(Extracted records)
* Start *

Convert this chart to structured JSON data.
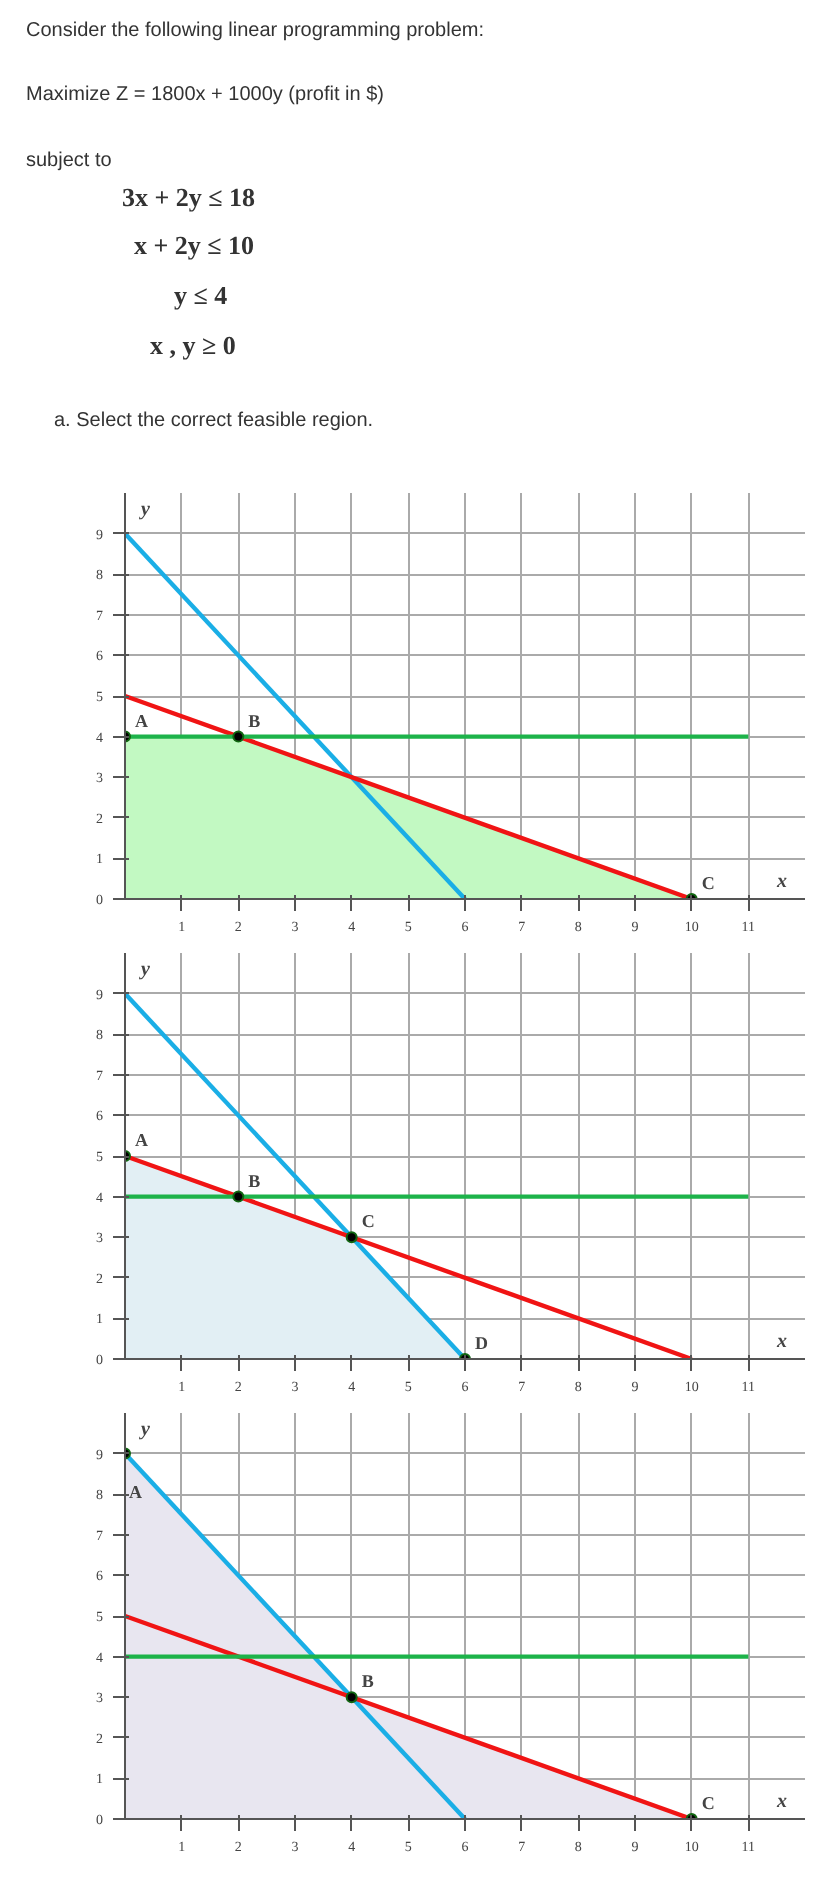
{
  "chart_data": [
    {
      "type": "other",
      "annotations": [
        "Consider the following linear programming problem:",
        "Maximize Z = 1800x + 1000y (profit in $)",
        "subject to",
        "3x + 2y ≤ 18",
        "x + 2y ≤ 10",
        "y ≤ 4",
        "x , y ≥ 0",
        "a. Select the correct feasible region."
      ]
    },
    {
      "type": "line",
      "xlabel": "x",
      "ylabel": "y",
      "xlim": [
        0,
        12
      ],
      "ylim": [
        0,
        10
      ],
      "xticks": [
        1,
        2,
        3,
        4,
        5,
        6,
        7,
        8,
        9,
        10,
        11
      ],
      "yticks": [
        0,
        1,
        2,
        3,
        4,
        5,
        6,
        7,
        8,
        9
      ],
      "grid": true,
      "line_style": "solid",
      "series": [
        {
          "type": "area",
          "color": "#c2f9c2",
          "x": [
            0,
            2,
            4,
            10
          ],
          "values": [
            4,
            4,
            3,
            0
          ]
        },
        {
          "type": "line",
          "color": "#1aaee6",
          "x": [
            0,
            6
          ],
          "values": [
            9,
            0
          ]
        },
        {
          "type": "line",
          "color": "#f01414",
          "x": [
            0,
            10
          ],
          "values": [
            5,
            0
          ]
        },
        {
          "type": "line",
          "color": "#1db34a",
          "x": [
            0,
            11
          ],
          "values": [
            4,
            4
          ]
        },
        {
          "type": "scatter",
          "color": "#000000",
          "marker": "circle",
          "x": [
            0,
            2,
            10
          ],
          "values": [
            4,
            4,
            0
          ]
        }
      ],
      "annotations": [
        {
          "text": "A",
          "x": 0,
          "y": 4
        },
        {
          "text": "B",
          "x": 2,
          "y": 4
        },
        {
          "text": "C",
          "x": 10,
          "y": 0
        }
      ]
    },
    {
      "type": "line",
      "xlabel": "x",
      "ylabel": "y",
      "xlim": [
        0,
        12
      ],
      "ylim": [
        0,
        10
      ],
      "xticks": [
        1,
        2,
        3,
        4,
        5,
        6,
        7,
        8,
        9,
        10,
        11
      ],
      "yticks": [
        0,
        1,
        2,
        3,
        4,
        5,
        6,
        7,
        8,
        9
      ],
      "grid": true,
      "line_style": "solid",
      "series": [
        {
          "type": "area",
          "color": "#e2eff4",
          "x": [
            0,
            2,
            4,
            6
          ],
          "values": [
            5,
            4,
            3,
            0
          ]
        },
        {
          "type": "line",
          "color": "#1aaee6",
          "x": [
            0,
            6
          ],
          "values": [
            9,
            0
          ]
        },
        {
          "type": "line",
          "color": "#f01414",
          "x": [
            0,
            10
          ],
          "values": [
            5,
            0
          ]
        },
        {
          "type": "line",
          "color": "#1db34a",
          "x": [
            0,
            11
          ],
          "values": [
            4,
            4
          ]
        },
        {
          "type": "scatter",
          "color": "#000000",
          "marker": "circle",
          "x": [
            0,
            2,
            4,
            6
          ],
          "values": [
            5,
            4,
            3,
            0
          ]
        }
      ],
      "annotations": [
        {
          "text": "A",
          "x": 0,
          "y": 5
        },
        {
          "text": "B",
          "x": 2,
          "y": 4
        },
        {
          "text": "C",
          "x": 4,
          "y": 3
        },
        {
          "text": "D",
          "x": 6,
          "y": 0
        }
      ]
    },
    {
      "type": "line",
      "xlabel": "x",
      "ylabel": "y",
      "xlim": [
        0,
        12
      ],
      "ylim": [
        0,
        10
      ],
      "xticks": [
        1,
        2,
        3,
        4,
        5,
        6,
        7,
        8,
        9,
        10,
        11
      ],
      "yticks": [
        0,
        1,
        2,
        3,
        4,
        5,
        6,
        7,
        8,
        9
      ],
      "grid": true,
      "line_style": "solid",
      "series": [
        {
          "type": "area",
          "color": "#e8e6f0",
          "x": [
            0,
            4,
            10
          ],
          "values": [
            9,
            3,
            0
          ]
        },
        {
          "type": "line",
          "color": "#1aaee6",
          "x": [
            0,
            6
          ],
          "values": [
            9,
            0
          ]
        },
        {
          "type": "line",
          "color": "#f01414",
          "x": [
            0,
            10
          ],
          "values": [
            5,
            0
          ]
        },
        {
          "type": "line",
          "color": "#1db34a",
          "x": [
            0,
            11
          ],
          "values": [
            4,
            4
          ]
        },
        {
          "type": "scatter",
          "color": "#000000",
          "marker": "circle",
          "x": [
            0,
            4,
            10
          ],
          "values": [
            9,
            3,
            0
          ]
        }
      ],
      "annotations": [
        {
          "text": "A",
          "x": 0,
          "y": 9
        },
        {
          "text": "B",
          "x": 4,
          "y": 3
        },
        {
          "text": "C",
          "x": 10,
          "y": 0
        }
      ]
    }
  ]
}
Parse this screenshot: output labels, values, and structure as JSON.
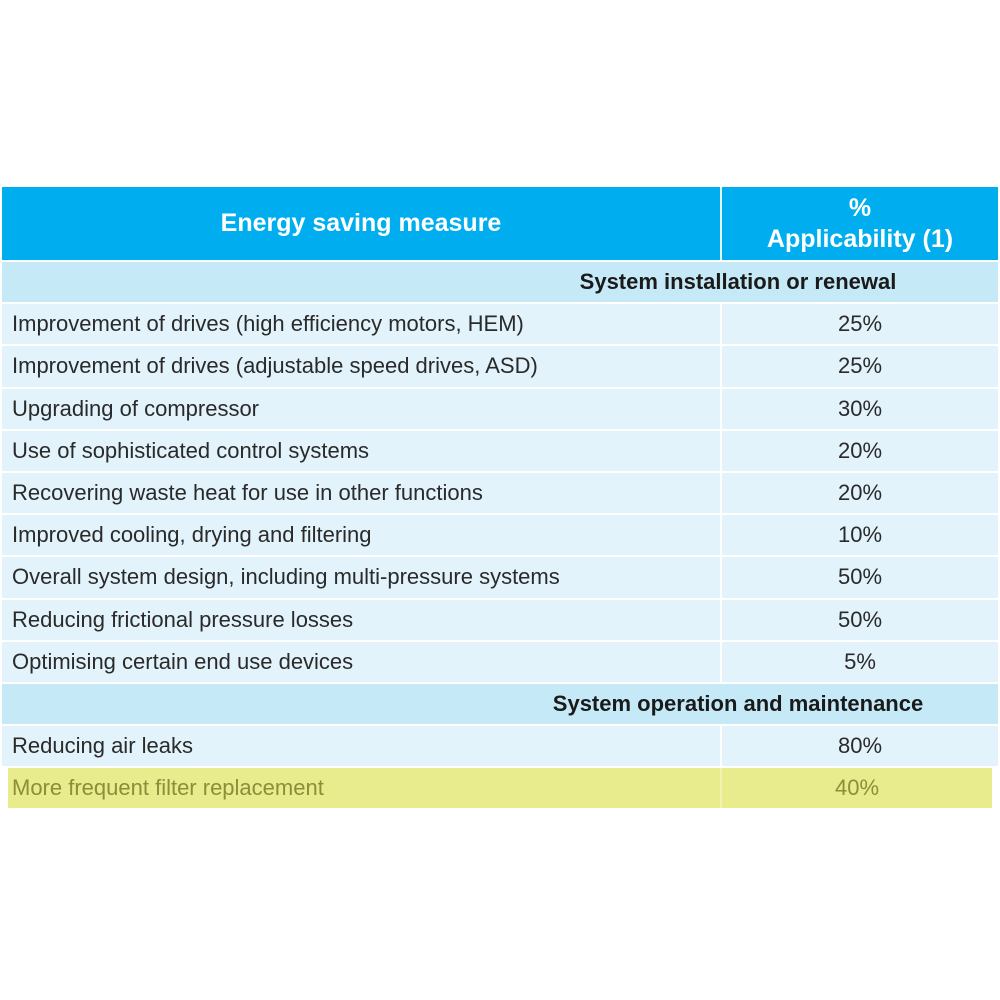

* End *

#### REQUIRED WORK
Make an exact copy of all entries above, dropping the images.

#### THE RESPONSE
Convert this chart to structured JSON data.
{
  "chart_data": [
    {
      "type": "other",
      "annotations": [
        "Consider the following linear programming problem:",
        "Maximize Z = 1800x + 1000y (profit in $)",
        "subject to",
        "3x + 2y ≤ 18",
        "x + 2y ≤ 10",
        "y ≤ 4",
        "x , y ≥ 0",
        "a. Select the correct feasible region."
      ]
    },
    {
      "type": "line",
      "xlabel": "x",
      "ylabel": "y",
      "xlim": [
        0,
        12
      ],
      "ylim": [
        0,
        10
      ],
      "xticks": [
        1,
        2,
        3,
        4,
        5,
        6,
        7,
        8,
        9,
        10,
        11
      ],
      "yticks": [
        0,
        1,
        2,
        3,
        4,
        5,
        6,
        7,
        8,
        9
      ],
      "grid": true,
      "line_style": "solid",
      "series": [
        {
          "type": "area",
          "color": "#c2f9c2",
          "x": [
            0,
            2,
            4,
            10
          ],
          "values": [
            4,
            4,
            3,
            0
          ]
        },
        {
          "type": "line",
          "color": "#1aaee6",
          "x": [
            0,
            6
          ],
          "values": [
            9,
            0
          ]
        },
        {
          "type": "line",
          "color": "#f01414",
          "x": [
            0,
            10
          ],
          "values": [
            5,
            0
          ]
        },
        {
          "type": "line",
          "color": "#1db34a",
          "x": [
            0,
            11
          ],
          "values": [
            4,
            4
          ]
        },
        {
          "type": "scatter",
          "color": "#000000",
          "marker": "circle",
          "x": [
            0,
            2,
            10
          ],
          "values": [
            4,
            4,
            0
          ]
        }
      ],
      "annotations": [
        {
          "text": "A",
          "x": 0,
          "y": 4
        },
        {
          "text": "B",
          "x": 2,
          "y": 4
        },
        {
          "text": "C",
          "x": 10,
          "y": 0
        }
      ]
    },
    {
      "type": "line",
      "xlabel": "x",
      "ylabel": "y",
      "xlim": [
        0,
        12
      ],
      "ylim": [
        0,
        10
      ],
      "xticks": [
        1,
        2,
        3,
        4,
        5,
        6,
        7,
        8,
        9,
        10,
        11
      ],
      "yticks": [
        0,
        1,
        2,
        3,
        4,
        5,
        6,
        7,
        8,
        9
      ],
      "grid": true,
      "line_style": "solid",
      "series": [
        {
          "type": "area",
          "color": "#e2eff4",
          "x": [
            0,
            2,
            4,
            6
          ],
          "values": [
            5,
            4,
            3,
            0
          ]
        },
        {
          "type": "line",
          "color": "#1aaee6",
          "x": [
            0,
            6
          ],
          "values": [
            9,
            0
          ]
        },
        {
          "type": "line",
          "color": "#f01414",
          "x": [
            0,
            10
          ],
          "values": [
            5,
            0
          ]
        },
        {
          "type": "line",
          "color": "#1db34a",
          "x": [
            0,
            11
          ],
          "values": [
            4,
            4
          ]
        },
        {
          "type": "scatter",
          "color": "#000000",
          "marker": "circle",
          "x": [
            0,
            2,
            4,
            6
          ],
          "values": [
            5,
            4,
            3,
            0
          ]
        }
      ],
      "annotations": [
        {
          "text": "A",
          "x": 0,
          "y": 5
        },
        {
          "text": "B",
          "x": 2,
          "y": 4
        },
        {
          "text": "C",
          "x": 4,
          "y": 3
        },
        {
          "text": "D",
          "x": 6,
          "y": 0
        }
      ]
    },
    {
      "type": "line",
      "xlabel": "x",
      "ylabel": "y",
      "xlim": [
        0,
        12
      ],
      "ylim": [
        0,
        10
      ],
      "xticks": [
        1,
        2,
        3,
        4,
        5,
        6,
        7,
        8,
        9,
        10,
        11
      ],
      "yticks": [
        0,
        1,
        2,
        3,
        4,
        5,
        6,
        7,
        8,
        9
      ],
      "grid": true,
      "line_style": "solid",
      "series": [
        {
          "type": "area",
          "color": "#e8e6f0",
          "x": [
            0,
            4,
            10
          ],
          "values": [
            9,
            3,
            0
          ]
        },
        {
          "type": "line",
          "color": "#1aaee6",
          "x": [
            0,
            6
          ],
          "values": [
            9,
            0
          ]
        },
        {
          "type": "line",
          "color": "#f01414",
          "x": [
            0,
            10
          ],
          "values": [
            5,
            0
          ]
        },
        {
          "type": "line",
          "color": "#1db34a",
          "x": [
            0,
            11
          ],
          "values": [
            4,
            4
          ]
        },
        {
          "type": "scatter",
          "color": "#000000",
          "marker": "circle",
          "x": [
            0,
            4,
            10
          ],
          "values": [
            9,
            3,
            0
          ]
        }
      ],
      "annotations": [
        {
          "text": "A",
          "x": 0,
          "y": 9
        },
        {
          "text": "B",
          "x": 4,
          "y": 3
        },
        {
          "text": "C",
          "x": 10,
          "y": 0
        }
      ]
    }
  ]
}
Parse this screenshot: output labels, values, and structure as JSON.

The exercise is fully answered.